> WRITTEN PROBLEM
Write every line out verbatim and omit the pictures.

> INPUT RECORDS
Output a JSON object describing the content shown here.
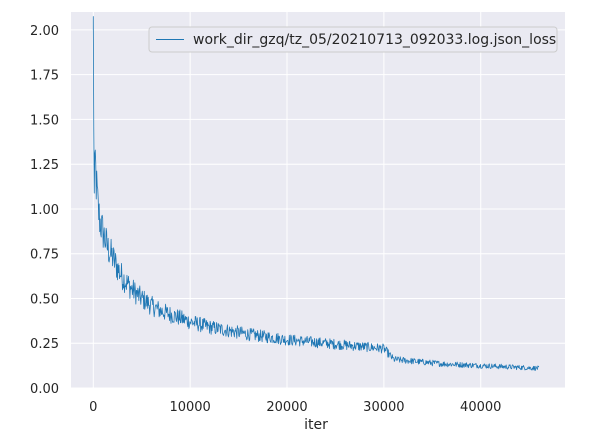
{
  "chart_data": {
    "type": "line",
    "title": "",
    "xlabel": "iter",
    "ylabel": "",
    "xlim": [
      -2300,
      48700
    ],
    "ylim": [
      0.0,
      2.1
    ],
    "xticks": [
      0,
      10000,
      20000,
      30000,
      40000
    ],
    "xtick_labels": [
      "0",
      "10000",
      "20000",
      "30000",
      "40000"
    ],
    "yticks": [
      0.0,
      0.25,
      0.5,
      0.75,
      1.0,
      1.25,
      1.5,
      1.75,
      2.0
    ],
    "ytick_labels": [
      "0.00",
      "0.25",
      "0.50",
      "0.75",
      "1.00",
      "1.25",
      "1.50",
      "1.75",
      "2.00"
    ],
    "grid": true,
    "legend_position": "top-right",
    "background_color": "#eaeaf2",
    "grid_color": "#ffffff",
    "series": [
      {
        "name": "work_dir_gzq/tz_05/20210713_092033.log.json_loss",
        "color": "#1f77b4",
        "x": [
          0,
          100,
          200,
          300,
          400,
          500,
          700,
          1000,
          1500,
          2000,
          2500,
          3000,
          4000,
          5000,
          6000,
          7000,
          8000,
          9000,
          10000,
          12000,
          14000,
          16000,
          18000,
          20000,
          22000,
          24000,
          26000,
          28000,
          30000,
          31000,
          32000,
          34000,
          36000,
          38000,
          40000,
          42000,
          44000,
          46000
        ],
        "y": [
          2.0,
          1.05,
          1.28,
          1.15,
          1.08,
          1.0,
          0.93,
          0.87,
          0.78,
          0.73,
          0.67,
          0.62,
          0.55,
          0.5,
          0.46,
          0.43,
          0.41,
          0.39,
          0.37,
          0.34,
          0.32,
          0.3,
          0.285,
          0.27,
          0.26,
          0.25,
          0.24,
          0.23,
          0.22,
          0.16,
          0.155,
          0.145,
          0.135,
          0.13,
          0.125,
          0.12,
          0.115,
          0.11
        ]
      }
    ]
  }
}
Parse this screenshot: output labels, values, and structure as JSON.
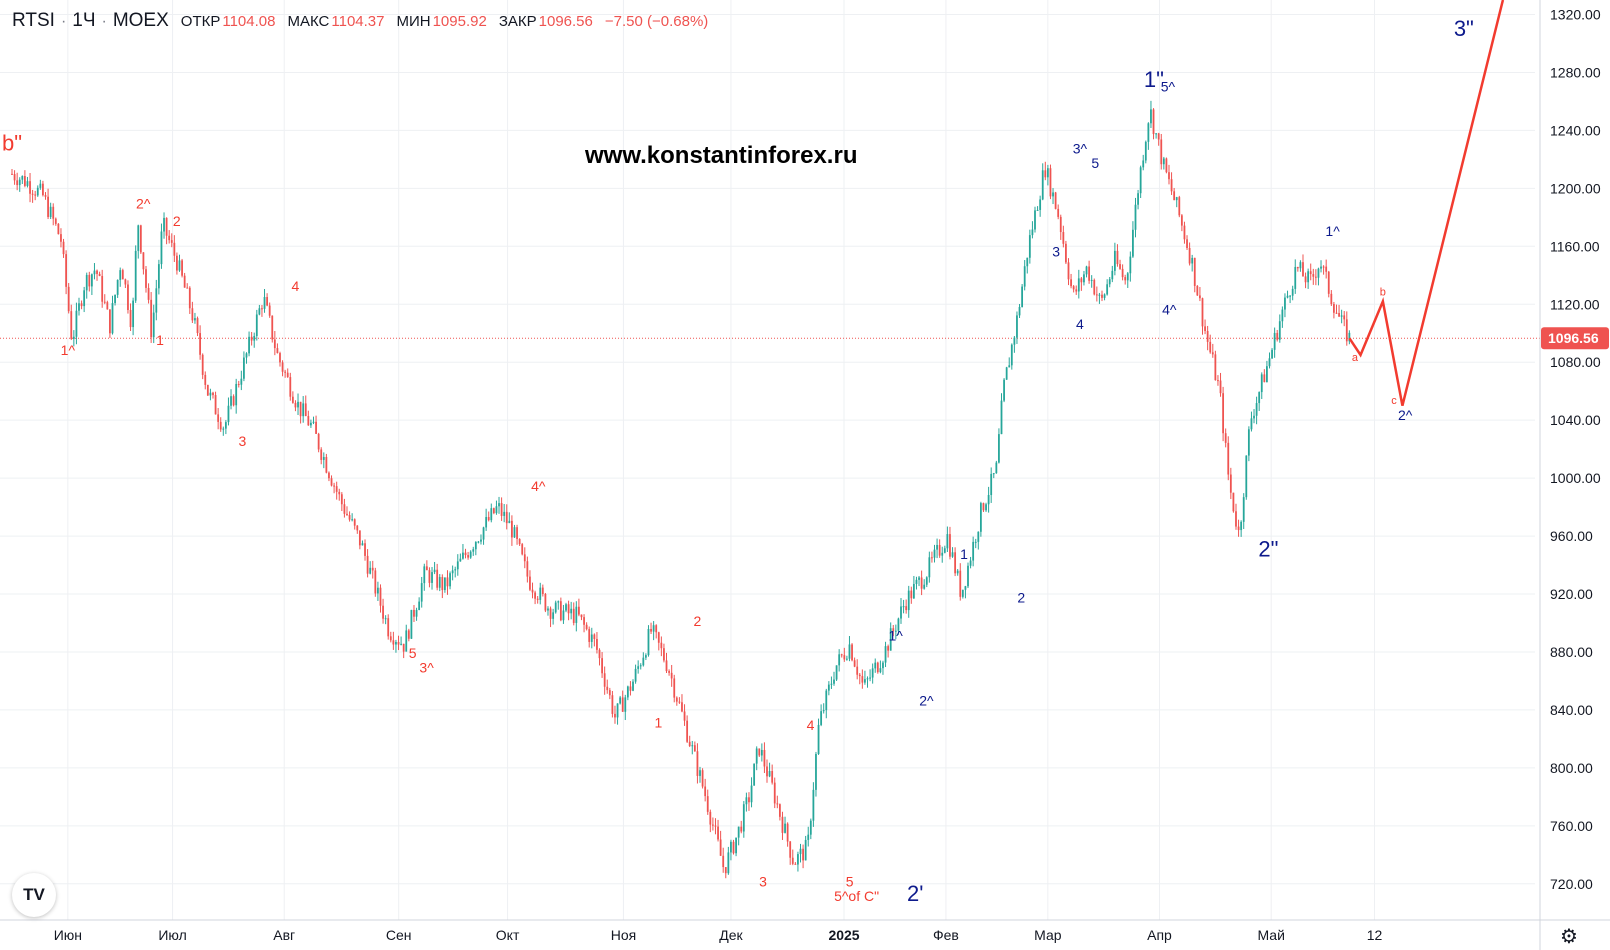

> FINISHED TASK
Output a JSON object describing the content shown here.
{
  "chart_data": {
    "type": "line",
    "title": "",
    "xlabel": "iter",
    "ylabel": "",
    "xlim": [
      -2300,
      48700
    ],
    "ylim": [
      0.0,
      2.1
    ],
    "xticks": [
      0,
      10000,
      20000,
      30000,
      40000
    ],
    "xtick_labels": [
      "0",
      "10000",
      "20000",
      "30000",
      "40000"
    ],
    "yticks": [
      0.0,
      0.25,
      0.5,
      0.75,
      1.0,
      1.25,
      1.5,
      1.75,
      2.0
    ],
    "ytick_labels": [
      "0.00",
      "0.25",
      "0.50",
      "0.75",
      "1.00",
      "1.25",
      "1.50",
      "1.75",
      "2.00"
    ],
    "grid": true,
    "legend_position": "top-right",
    "background_color": "#eaeaf2",
    "grid_color": "#ffffff",
    "series": [
      {
        "name": "work_dir_gzq/tz_05/20210713_092033.log.json_loss",
        "color": "#1f77b4",
        "x": [
          0,
          100,
          200,
          300,
          400,
          500,
          700,
          1000,
          1500,
          2000,
          2500,
          3000,
          4000,
          5000,
          6000,
          7000,
          8000,
          9000,
          10000,
          12000,
          14000,
          16000,
          18000,
          20000,
          22000,
          24000,
          26000,
          28000,
          30000,
          31000,
          32000,
          34000,
          36000,
          38000,
          40000,
          42000,
          44000,
          46000
        ],
        "y": [
          2.0,
          1.05,
          1.28,
          1.15,
          1.08,
          1.0,
          0.93,
          0.87,
          0.78,
          0.73,
          0.67,
          0.62,
          0.55,
          0.5,
          0.46,
          0.43,
          0.41,
          0.39,
          0.37,
          0.34,
          0.32,
          0.3,
          0.285,
          0.27,
          0.26,
          0.25,
          0.24,
          0.23,
          0.22,
          0.16,
          0.155,
          0.145,
          0.135,
          0.13,
          0.125,
          0.12,
          0.115,
          0.11
        ]
      }
    ]
  }
}
Parse this screenshot: output labels, values, and structure as JSON.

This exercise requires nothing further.